PROBLEM DETAILS:
Which lines below hold the word "user"? Report each one.

--------------------------------

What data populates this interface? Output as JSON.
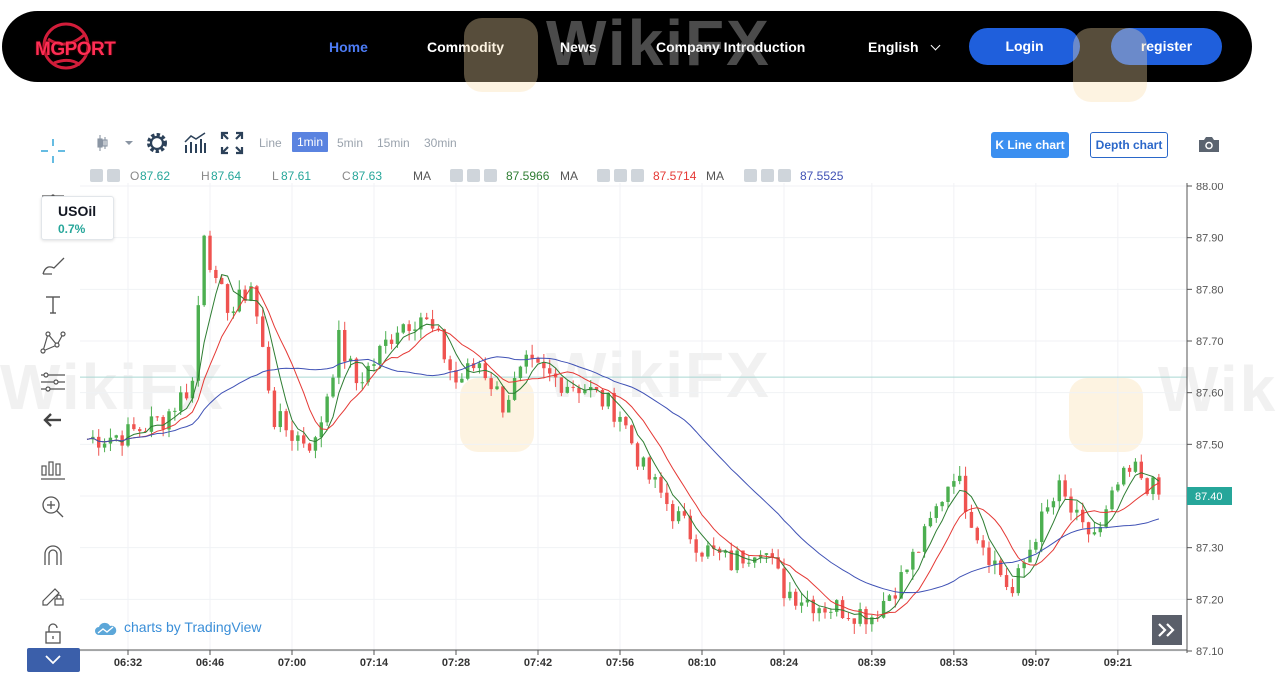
{
  "brand": {
    "name": "MGPORT"
  },
  "nav": {
    "items": [
      "Home",
      "Commodity",
      "News",
      "Company Introduction"
    ],
    "active_index": 0,
    "language": "English",
    "login_label": "Login",
    "register_label": "register"
  },
  "watermark": "WikiFX",
  "toolbar": {
    "chart_style_icon": "candles-icon",
    "timeframes": [
      "Line",
      "1min",
      "5min",
      "15min",
      "30min"
    ],
    "active_timeframe": "1min",
    "kline_label": "K Line chart",
    "depth_label": "Depth chart"
  },
  "symbol": {
    "name": "USOil",
    "change": "0.7%"
  },
  "legend": {
    "o_label": "O",
    "o_value": "87.62",
    "h_label": "H",
    "h_value": "87.64",
    "l_label": "L",
    "l_value": "87.61",
    "c_label": "C",
    "c_value": "87.63",
    "ma1_label": "MA",
    "ma1_value": "87.5966",
    "ma2_label": "MA",
    "ma2_value": "87.5714",
    "ma3_label": "MA",
    "ma3_value": "87.5525"
  },
  "credit": "charts by TradingView",
  "colors": {
    "up": "#26a69a",
    "up_candle": "#4caf50",
    "down": "#ef5350",
    "ma1": "#2e7d32",
    "ma2": "#e53935",
    "ma3": "#3f51b5",
    "last_price_bg": "#26a69a",
    "accent": "#1f5fdc"
  },
  "chart_data": {
    "type": "candlestick",
    "price_axis": {
      "ticks": [
        "87.10",
        "87.20",
        "87.30",
        "87.40",
        "87.50",
        "87.60",
        "87.70",
        "87.80",
        "87.90",
        "88.00"
      ],
      "range": [
        87.1,
        88.0
      ]
    },
    "time_axis": {
      "ticks": [
        "06:32",
        "06:46",
        "07:00",
        "07:14",
        "07:28",
        "07:42",
        "07:56",
        "08:10",
        "08:24",
        "08:39",
        "08:53",
        "09:07",
        "09:21"
      ]
    },
    "last_price": "87.40",
    "horizontal_line": 87.63,
    "close_path": [
      [
        "06:25",
        87.51
      ],
      [
        "06:32",
        87.52
      ],
      [
        "06:38",
        87.55
      ],
      [
        "06:43",
        87.62
      ],
      [
        "06:45",
        87.92
      ],
      [
        "06:47",
        87.8
      ],
      [
        "06:50",
        87.76
      ],
      [
        "06:53",
        87.81
      ],
      [
        "06:57",
        87.55
      ],
      [
        "07:00",
        87.52
      ],
      [
        "07:04",
        87.5
      ],
      [
        "07:08",
        87.7
      ],
      [
        "07:11",
        87.62
      ],
      [
        "07:14",
        87.66
      ],
      [
        "07:18",
        87.73
      ],
      [
        "07:22",
        87.75
      ],
      [
        "07:25",
        87.7
      ],
      [
        "07:28",
        87.62
      ],
      [
        "07:32",
        87.66
      ],
      [
        "07:36",
        87.58
      ],
      [
        "07:40",
        87.65
      ],
      [
        "07:44",
        87.63
      ],
      [
        "07:50",
        87.61
      ],
      [
        "07:56",
        87.56
      ],
      [
        "08:00",
        87.45
      ],
      [
        "08:05",
        87.37
      ],
      [
        "08:10",
        87.3
      ],
      [
        "08:15",
        87.27
      ],
      [
        "08:20",
        87.31
      ],
      [
        "08:24",
        87.22
      ],
      [
        "08:30",
        87.19
      ],
      [
        "08:35",
        87.18
      ],
      [
        "08:39",
        87.17
      ],
      [
        "08:44",
        87.24
      ],
      [
        "08:48",
        87.32
      ],
      [
        "08:51",
        87.4
      ],
      [
        "08:53",
        87.45
      ],
      [
        "08:57",
        87.33
      ],
      [
        "09:00",
        87.27
      ],
      [
        "09:03",
        87.21
      ],
      [
        "09:07",
        87.33
      ],
      [
        "09:11",
        87.41
      ],
      [
        "09:15",
        87.33
      ],
      [
        "09:18",
        87.33
      ],
      [
        "09:21",
        87.42
      ],
      [
        "09:24",
        87.45
      ],
      [
        "09:28",
        87.4
      ]
    ]
  }
}
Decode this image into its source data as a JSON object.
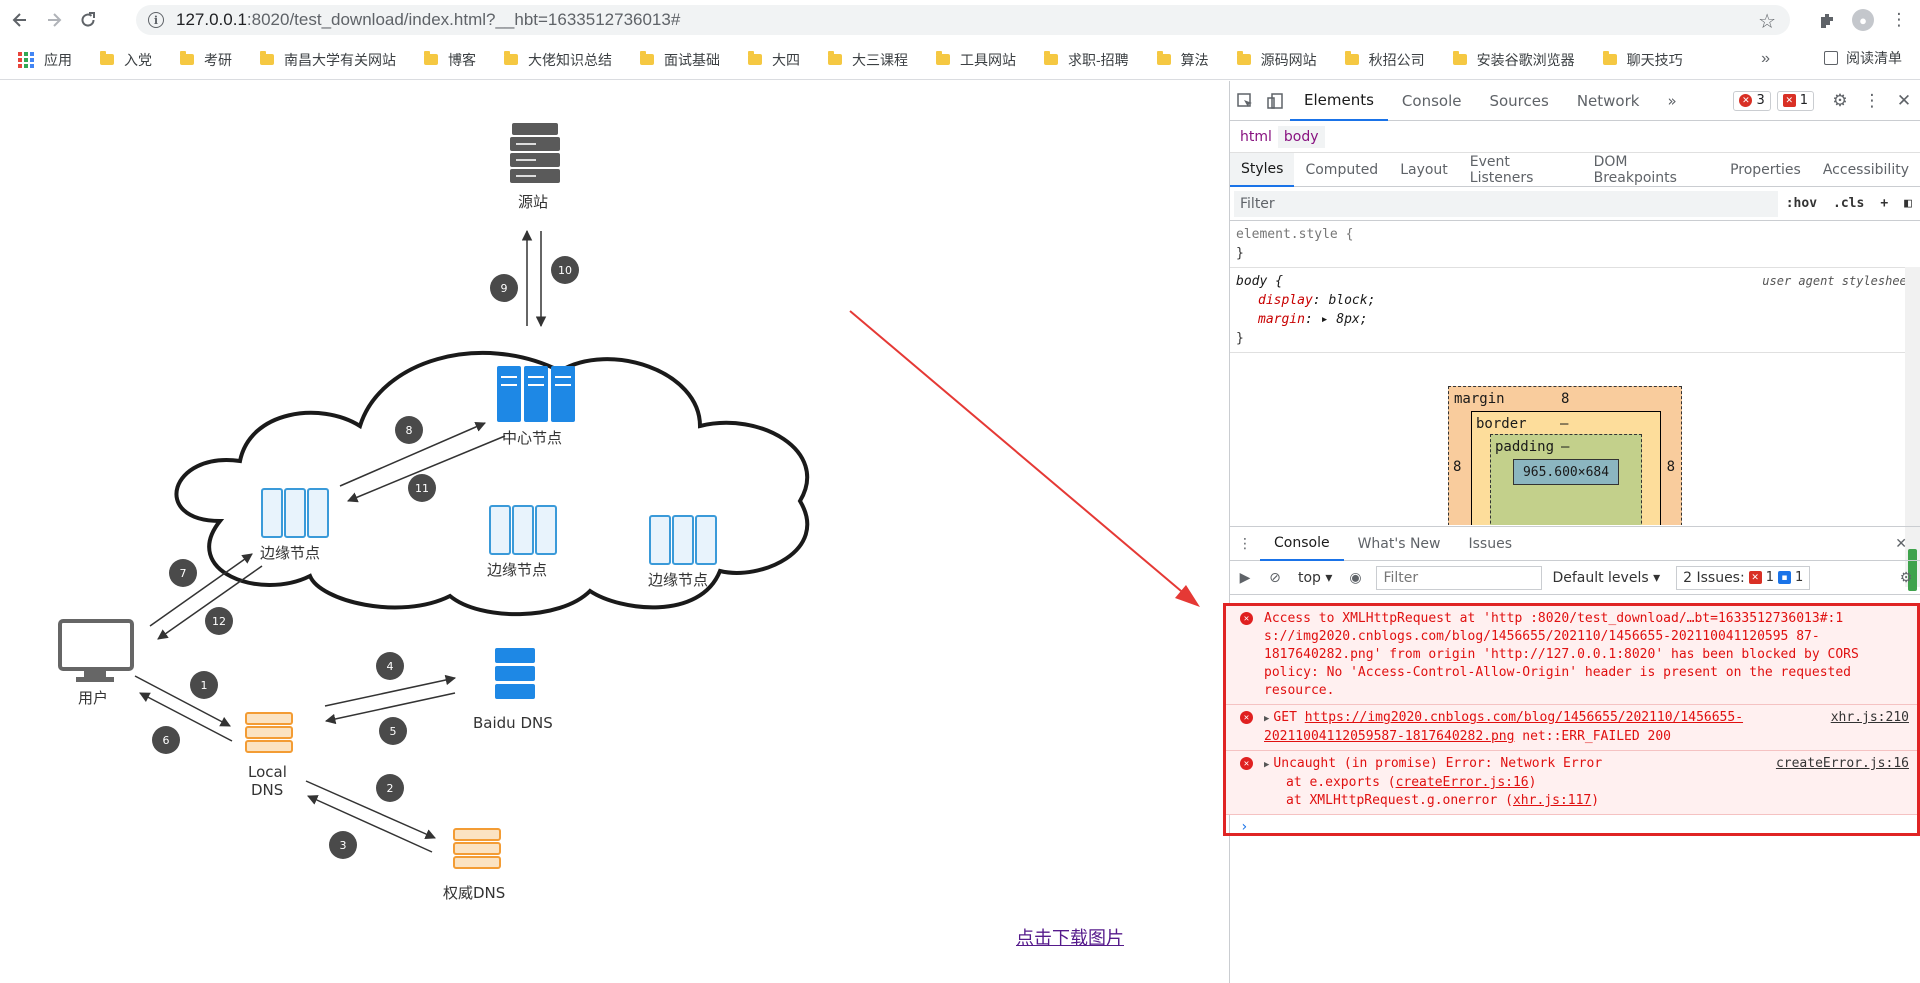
{
  "browser": {
    "url_host": "127.0.0.1",
    "url_path": ":8020/test_download/index.html?__hbt=1633512736013#",
    "bookmarks": [
      "应用",
      "入党",
      "考研",
      "南昌大学有关网站",
      "博客",
      "大佬知识总结",
      "面试基础",
      "大四",
      "大三课程",
      "工具网站",
      "求职-招聘",
      "算法",
      "源码网站",
      "秋招公司",
      "安装谷歌浏览器",
      "聊天技巧"
    ],
    "more_label": "»",
    "reading_list": "阅读清单"
  },
  "diagram": {
    "source": "源站",
    "center": "中心节点",
    "edge1": "边缘节点",
    "edge2": "边缘节点",
    "edge3": "边缘节点",
    "user": "用户",
    "local_dns_1": "Local",
    "local_dns_2": "DNS",
    "baidu_dns": "Baidu DNS",
    "auth_dns": "权威DNS",
    "steps": [
      "1",
      "2",
      "3",
      "4",
      "5",
      "6",
      "7",
      "8",
      "9",
      "10",
      "11",
      "12"
    ]
  },
  "page": {
    "download_link": "点击下载图片"
  },
  "devtools": {
    "tabs": [
      "Elements",
      "Console",
      "Sources",
      "Network"
    ],
    "more_tabs": "»",
    "error_count": "3",
    "issue_count": "1",
    "breadcrumbs": [
      "html",
      "body"
    ],
    "style_tabs": [
      "Styles",
      "Computed",
      "Layout",
      "Event Listeners",
      "DOM Breakpoints",
      "Properties",
      "Accessibility"
    ],
    "filter_placeholder": "Filter",
    "hov": ":hov",
    "cls": ".cls",
    "element_style": "element.style {",
    "close_brace": "}",
    "body_rule": "body {",
    "ua_label": "user agent stylesheet",
    "prop1_name": "display",
    "prop1_val": "block;",
    "prop2_name": "margin",
    "prop2_val": "8px;",
    "box": {
      "margin_label": "margin",
      "margin_top": "8",
      "margin_left": "8",
      "margin_right": "8",
      "border_label": "border",
      "border_val": "–",
      "padding_label": "padding",
      "padding_val": "–",
      "content": "965.600×684"
    },
    "drawer_tabs": [
      "Console",
      "What's New",
      "Issues"
    ],
    "context": "top",
    "console_filter": "Filter",
    "levels": "Default levels",
    "issues_label": "2 Issues:",
    "issues_err": "1",
    "issues_info": "1",
    "messages": [
      {
        "text": "Access to XMLHttpRequest at 'http    :8020/test_download/…bt=1633512736013#:1 s://img2020.cnblogs.com/blog/1456655/202110/1456655-202110041120595 87-1817640282.png' from origin 'http://127.0.0.1:8020' has been blocked by CORS policy: No 'Access-Control-Allow-Origin' header is present on the requested resource."
      },
      {
        "prefix": "GET",
        "url": "https://img2020.cnblogs.com/blog/1456655/202110/1456655-20211004112059587-1817640282.png",
        "status": "net::ERR_FAILED 200",
        "src": "xhr.js:210"
      },
      {
        "text": "Uncaught (in promise) Error: Network Error",
        "src": "createError.js:16",
        "stack1_pre": "at e.exports (",
        "stack1_link": "createError.js:16",
        "stack1_post": ")",
        "stack2_pre": "at XMLHttpRequest.g.onerror (",
        "stack2_link": "xhr.js:117",
        "stack2_post": ")"
      }
    ],
    "prompt": "›"
  }
}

--------------------------------

CORRECT ANSWER:
    "user": "用户",
    "ua_label": "user agent stylesheet",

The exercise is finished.